> [Work to be completed] Copy out the stretch of lines from the one containing "feature-text: Gain clear" through the one containing "feature-text: Data-driven decision", both included, with nothing changed.
— Begin Exercise materials —
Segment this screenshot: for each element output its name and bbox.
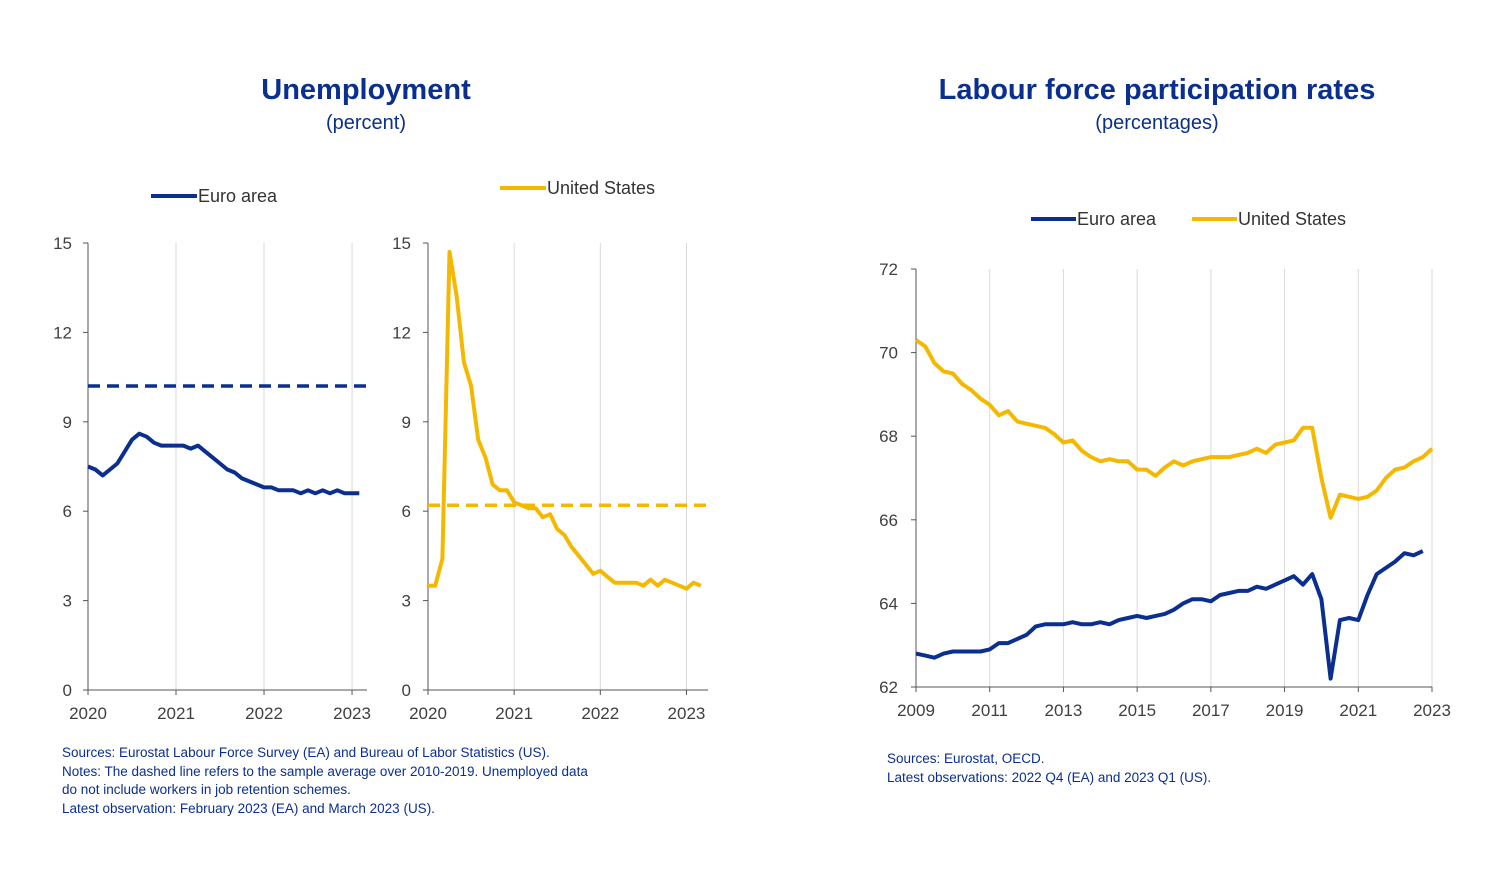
y-tick-label: 6 — [402, 502, 411, 521]
euro-area-line — [915, 549, 1424, 681]
left-note-line: Sources: Eurostat Labour Force Survey (E… — [62, 745, 550, 760]
y-tick-label: 9 — [402, 413, 411, 432]
x-tick-label: 2011 — [971, 701, 1008, 720]
x-tick-label: 2023 — [333, 704, 371, 723]
y-tick-label: 12 — [53, 323, 72, 342]
left-notes: Sources: Eurostat Labour Force Survey (E… — [62, 744, 588, 818]
y-tick-label: 15 — [53, 234, 72, 253]
right-note-line: Latest observations: 2022 Q4 (EA) and 20… — [887, 769, 1212, 785]
x-tick-label: 2021 — [495, 704, 533, 723]
left-note-line: Notes: The dashed line refers to the sam… — [62, 763, 588, 779]
x-tick-label: 2013 — [1045, 701, 1083, 720]
right-notes: Sources: Eurostat, OECD. Latest observat… — [887, 750, 1211, 787]
y-tick-label: 72 — [879, 260, 898, 279]
x-tick-label: 2020 — [69, 704, 107, 723]
y-tick-label: 66 — [879, 511, 898, 530]
left-note-line: do not include workers in job retention … — [62, 782, 351, 797]
y-tick-label: 68 — [879, 427, 898, 446]
y-tick-label: 62 — [879, 678, 898, 697]
united-states-line — [914, 338, 1434, 520]
left-chart-title: Unemployment — [261, 74, 471, 106]
x-tick-label: 2017 — [1192, 701, 1230, 720]
x-tick-label: 2021 — [1339, 701, 1377, 720]
x-tick-label: 2015 — [1118, 701, 1156, 720]
x-tick-label: 2009 — [897, 701, 935, 720]
legend-label: Euro area — [1077, 209, 1157, 229]
right-chart-title: Labour force participation rates — [938, 74, 1376, 106]
x-tick-label: 2019 — [1266, 701, 1304, 720]
legend-label: United States — [1238, 209, 1346, 229]
y-tick-label: 9 — [63, 413, 72, 432]
y-tick-label: 0 — [63, 681, 72, 700]
left-chart-subtitle: (percent) — [325, 112, 407, 134]
x-tick-label: 2023 — [1413, 701, 1451, 720]
x-tick-label: 2023 — [668, 704, 706, 723]
x-tick-label: 2022 — [581, 704, 619, 723]
left-note-line: Latest observation: February 2023 (EA) a… — [62, 800, 435, 816]
legend-label: Euro area — [198, 186, 278, 206]
y-tick-label: 3 — [402, 592, 411, 611]
x-tick-label: 2020 — [409, 704, 447, 723]
y-tick-label: 6 — [63, 502, 72, 521]
y-tick-label: 12 — [392, 323, 411, 342]
y-tick-label: 0 — [402, 681, 411, 700]
y-tick-label: 70 — [879, 344, 898, 363]
united-states-line — [428, 249, 702, 591]
y-tick-label: 15 — [392, 234, 411, 253]
x-tick-label: 2021 — [157, 704, 195, 723]
right-note-line: Sources: Eurostat, OECD. — [887, 751, 1045, 766]
y-tick-label: 64 — [879, 594, 898, 613]
x-tick-label: 2022 — [245, 704, 283, 723]
y-tick-label: 3 — [63, 592, 72, 611]
right-chart-subtitle: (percentages) — [1095, 112, 1219, 134]
euro-area-line — [87, 431, 360, 496]
legend-label: United States — [547, 178, 655, 198]
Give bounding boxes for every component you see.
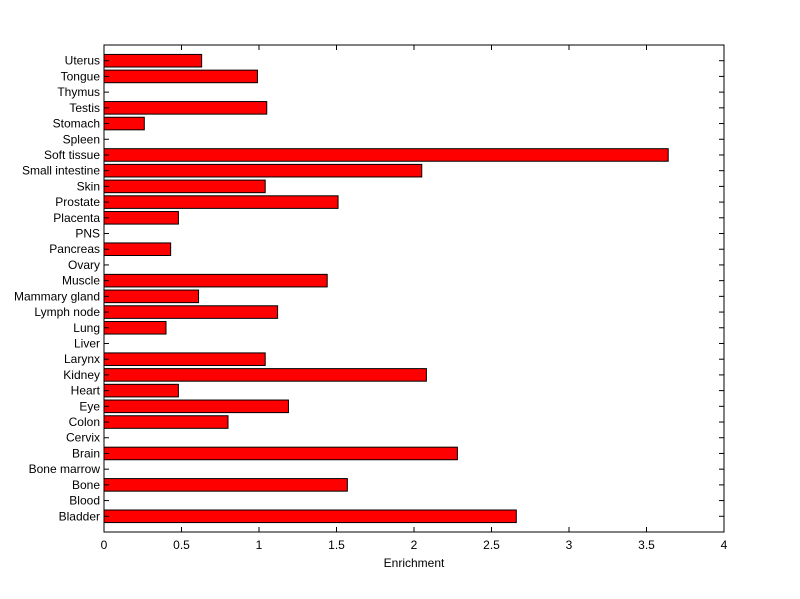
x-tick-label: 0.5 bbox=[173, 538, 190, 552]
x-tick-label: 1.5 bbox=[328, 538, 345, 552]
y-tick-label: Colon bbox=[69, 415, 100, 429]
y-tick-label: Kidney bbox=[63, 368, 100, 382]
y-tick-label: Uterus bbox=[65, 54, 100, 68]
y-tick-label: Prostate bbox=[55, 195, 100, 209]
bar-kidney bbox=[103, 368, 427, 382]
axes-box bbox=[103, 44, 725, 533]
bar-brain bbox=[103, 446, 458, 461]
y-tick-label: Lymph node bbox=[34, 305, 100, 319]
y-tick-label: Soft tissue bbox=[44, 148, 100, 162]
bar-uterus bbox=[103, 53, 203, 68]
bars-group bbox=[103, 53, 669, 524]
y-tick-label: Skin bbox=[77, 179, 100, 193]
y-tick-label: Mammary gland bbox=[14, 289, 100, 303]
y-tick-label: Small intestine bbox=[22, 164, 100, 178]
bar-heart bbox=[103, 383, 179, 398]
x-tick-label: 1 bbox=[256, 538, 263, 552]
x-tick-label: 3.5 bbox=[638, 538, 655, 552]
x-tick-label: 2 bbox=[411, 538, 418, 552]
y-tick-label: Spleen bbox=[63, 132, 100, 146]
bar-colon bbox=[103, 415, 229, 429]
y-tick-label: Testis bbox=[69, 101, 100, 115]
bar-placenta bbox=[103, 211, 179, 225]
bar-mammary-gland bbox=[103, 289, 200, 304]
bar-lung bbox=[103, 320, 167, 335]
y-tick-label: Stomach bbox=[53, 117, 100, 131]
x-tick-label: 3 bbox=[566, 538, 573, 552]
y-tick-label: Bone marrow bbox=[29, 462, 101, 476]
bar-prostate bbox=[103, 195, 339, 209]
y-tick-label: Cervix bbox=[66, 431, 100, 445]
bar-testis bbox=[103, 101, 268, 115]
y-tick-label: Placenta bbox=[53, 211, 100, 225]
y-tick-label: Eye bbox=[79, 399, 100, 413]
y-tick-label: Bone bbox=[72, 478, 100, 492]
y-tick-label: Heart bbox=[71, 384, 101, 398]
y-tick-label: Larynx bbox=[64, 352, 100, 366]
y-tick-label: Bladder bbox=[59, 509, 100, 523]
x-ticks-group: 0 0.5 1 1.5 2 2.5 3 3.5 4 bbox=[101, 45, 728, 552]
bar-eye bbox=[103, 399, 289, 414]
y-tick-label: Ovary bbox=[68, 258, 100, 272]
bar-lymph-node bbox=[103, 305, 279, 319]
bar-pancreas bbox=[103, 242, 172, 257]
y-tick-label: Brain bbox=[72, 446, 100, 460]
y-tick-label: Muscle bbox=[62, 274, 100, 288]
bar-bladder bbox=[103, 509, 517, 524]
bar-skin bbox=[103, 179, 266, 194]
bar-soft-tissue bbox=[103, 148, 669, 162]
y-tick-label: PNS bbox=[75, 227, 100, 241]
bar-tongue bbox=[103, 69, 258, 84]
y-tick-label: Liver bbox=[74, 336, 100, 350]
y-tick-label: Pancreas bbox=[49, 242, 100, 256]
y-tick-label: Tongue bbox=[61, 69, 101, 83]
bar-muscle bbox=[103, 273, 328, 288]
x-tick-label: 2.5 bbox=[483, 538, 500, 552]
bar-stomach bbox=[103, 116, 145, 131]
x-axis-label: Enrichment bbox=[384, 556, 445, 570]
bar-larynx bbox=[103, 352, 266, 366]
bar-bone bbox=[103, 478, 348, 492]
x-tick-label: 4 bbox=[721, 538, 728, 552]
y-tick-label: Blood bbox=[69, 494, 100, 508]
x-tick-label: 0 bbox=[101, 538, 108, 552]
y-tick-label: Thymus bbox=[57, 85, 100, 99]
y-tick-label: Lung bbox=[73, 321, 100, 335]
bar-small-intestine bbox=[103, 163, 423, 178]
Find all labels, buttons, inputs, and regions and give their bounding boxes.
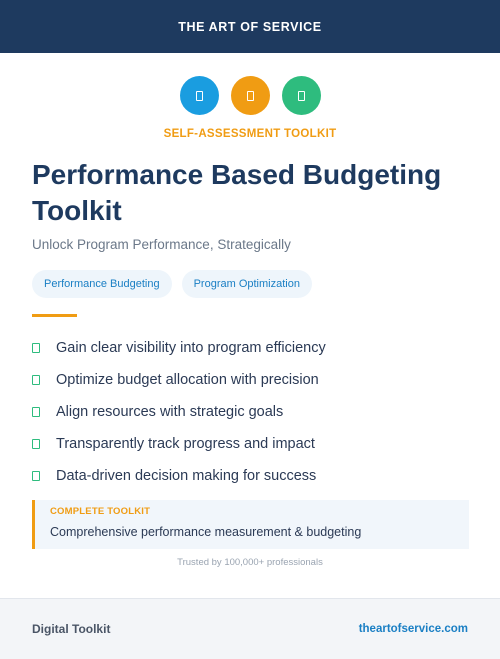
feature-text: Gain clear visibility into program effic… [56,340,326,356]
feature-item: Gain clear visibility into program effic… [32,332,472,364]
callout-description: Comprehensive performance measurement & … [50,525,362,539]
check-icon [32,439,40,449]
feature-list: Gain clear visibility into program effic… [32,332,472,492]
icon-circle-orange [230,76,270,115]
footer-label: Digital Toolkit [32,622,111,636]
footer-bar: Digital Toolkit theartofservice.com [0,598,500,659]
check-icon [32,407,40,417]
tag-program-optimization: Program Optimization [181,270,312,298]
icon-circle-green [281,76,321,115]
header-bar: THE ART OF SERVICE [0,0,500,53]
check-icon [32,343,40,353]
icon-row [0,76,500,115]
accent-divider [32,314,77,317]
subtitle: Unlock Program Performance, Strategicall… [32,237,291,252]
feature-text: Data-driven decision making for success [56,468,317,484]
feature-item: Transparently track progress and impact [32,428,472,460]
icon-circle-blue [179,76,219,115]
tag-performance-budgeting: Performance Budgeting [32,270,172,298]
brand-name: THE ART OF SERVICE [178,19,322,34]
document-icon [246,90,254,101]
document-icon [195,90,203,101]
callout-title: COMPLETE TOOLKIT [50,506,151,517]
document-icon [297,90,305,101]
toolkit-callout: COMPLETE TOOLKIT Comprehensive performan… [32,500,469,549]
tag-list: Performance Budgeting Program Optimizati… [32,270,312,298]
website-link[interactable]: theartofservice.com [358,623,468,635]
feature-text: Align resources with strategic goals [56,404,284,420]
trusted-note: Trusted by 100,000+ professionals [177,557,323,568]
feature-item: Data-driven decision making for success [32,460,472,492]
feature-item: Optimize budget allocation with precisio… [32,364,472,396]
check-icon [32,471,40,481]
feature-text: Optimize budget allocation with precisio… [56,372,319,388]
feature-item: Align resources with strategic goals [32,396,472,428]
kicker-label: SELF-ASSESSMENT TOOLKIT [163,128,337,140]
page-title: Performance Based Budgeting Toolkit [32,159,442,226]
feature-text: Transparently track progress and impact [56,436,315,452]
check-icon [32,375,40,385]
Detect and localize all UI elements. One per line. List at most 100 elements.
— End Exercise materials —
> [The result]
feature-text: Gain clear visibility into program effic… [56,340,326,356]
feature-item: Gain clear visibility into program effic… [32,332,472,364]
callout-description: Comprehensive performance measurement & … [50,525,362,539]
check-icon [32,439,40,449]
feature-list: Gain clear visibility into program effic… [32,332,472,492]
icon-circle-orange [230,76,270,115]
footer-label: Digital Toolkit [32,622,111,636]
footer-bar: Digital Toolkit theartofservice.com [0,598,500,659]
check-icon [32,407,40,417]
tag-program-optimization: Program Optimization [181,270,312,298]
icon-circle-green [281,76,321,115]
header-bar: THE ART OF SERVICE [0,0,500,53]
check-icon [32,343,40,353]
icon-row [0,76,500,115]
accent-divider [32,314,77,317]
subtitle: Unlock Program Performance, Strategicall… [32,237,291,252]
feature-text: Data-driven decision making for success [56,468,317,484]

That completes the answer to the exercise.